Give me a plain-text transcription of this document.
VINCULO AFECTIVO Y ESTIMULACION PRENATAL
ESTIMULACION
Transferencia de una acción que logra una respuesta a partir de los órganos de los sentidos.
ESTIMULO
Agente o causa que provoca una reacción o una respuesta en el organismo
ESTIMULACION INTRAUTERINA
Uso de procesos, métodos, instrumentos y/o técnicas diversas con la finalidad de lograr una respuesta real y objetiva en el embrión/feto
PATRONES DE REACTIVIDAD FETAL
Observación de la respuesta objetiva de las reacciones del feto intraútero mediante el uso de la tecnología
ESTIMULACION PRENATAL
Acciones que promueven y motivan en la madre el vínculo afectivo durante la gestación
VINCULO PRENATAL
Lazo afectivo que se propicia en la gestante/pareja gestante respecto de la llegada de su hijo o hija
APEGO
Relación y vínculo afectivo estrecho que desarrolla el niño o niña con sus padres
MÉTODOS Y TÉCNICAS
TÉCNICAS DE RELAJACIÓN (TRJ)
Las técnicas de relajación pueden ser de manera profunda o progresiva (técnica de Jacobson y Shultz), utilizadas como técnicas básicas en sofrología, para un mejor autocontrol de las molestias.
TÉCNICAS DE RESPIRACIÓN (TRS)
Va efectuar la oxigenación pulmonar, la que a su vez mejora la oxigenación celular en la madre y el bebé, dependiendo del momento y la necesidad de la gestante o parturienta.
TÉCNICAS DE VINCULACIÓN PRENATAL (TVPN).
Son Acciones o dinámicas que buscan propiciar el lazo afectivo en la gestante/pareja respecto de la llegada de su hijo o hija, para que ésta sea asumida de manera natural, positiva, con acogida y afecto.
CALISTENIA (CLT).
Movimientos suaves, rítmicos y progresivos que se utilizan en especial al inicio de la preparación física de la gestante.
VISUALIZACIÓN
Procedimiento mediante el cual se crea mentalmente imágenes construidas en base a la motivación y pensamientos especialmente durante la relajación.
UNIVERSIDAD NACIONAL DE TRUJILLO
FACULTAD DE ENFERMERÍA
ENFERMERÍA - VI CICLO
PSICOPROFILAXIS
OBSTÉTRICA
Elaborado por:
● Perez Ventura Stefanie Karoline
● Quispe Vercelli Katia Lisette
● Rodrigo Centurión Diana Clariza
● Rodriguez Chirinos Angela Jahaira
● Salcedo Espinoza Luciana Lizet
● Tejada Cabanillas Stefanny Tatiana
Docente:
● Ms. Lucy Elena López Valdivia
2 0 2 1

* * *

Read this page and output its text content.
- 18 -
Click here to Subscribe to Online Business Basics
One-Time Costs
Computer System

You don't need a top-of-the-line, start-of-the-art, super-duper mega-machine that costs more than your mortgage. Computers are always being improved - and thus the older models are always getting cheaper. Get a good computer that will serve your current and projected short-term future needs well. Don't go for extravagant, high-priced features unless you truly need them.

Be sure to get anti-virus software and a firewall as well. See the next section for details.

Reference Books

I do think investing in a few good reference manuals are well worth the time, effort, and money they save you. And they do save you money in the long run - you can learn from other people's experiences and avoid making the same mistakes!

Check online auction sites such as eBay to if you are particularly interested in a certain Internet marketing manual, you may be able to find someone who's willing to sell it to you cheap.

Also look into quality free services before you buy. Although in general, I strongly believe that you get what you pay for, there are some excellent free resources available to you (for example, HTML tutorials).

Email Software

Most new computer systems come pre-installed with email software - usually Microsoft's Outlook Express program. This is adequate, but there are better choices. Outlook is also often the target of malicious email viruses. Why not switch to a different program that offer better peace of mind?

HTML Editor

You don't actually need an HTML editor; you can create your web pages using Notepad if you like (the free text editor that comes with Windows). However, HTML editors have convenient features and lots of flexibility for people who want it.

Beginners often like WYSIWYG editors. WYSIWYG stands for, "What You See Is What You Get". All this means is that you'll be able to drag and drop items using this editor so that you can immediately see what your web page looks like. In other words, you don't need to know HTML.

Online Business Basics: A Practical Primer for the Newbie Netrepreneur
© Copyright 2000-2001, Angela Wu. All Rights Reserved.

• [About this exercise]: Give the number of lines that include the word "respecto" in the listing. Nothing else belongs in the reply.

• [Task output]: 2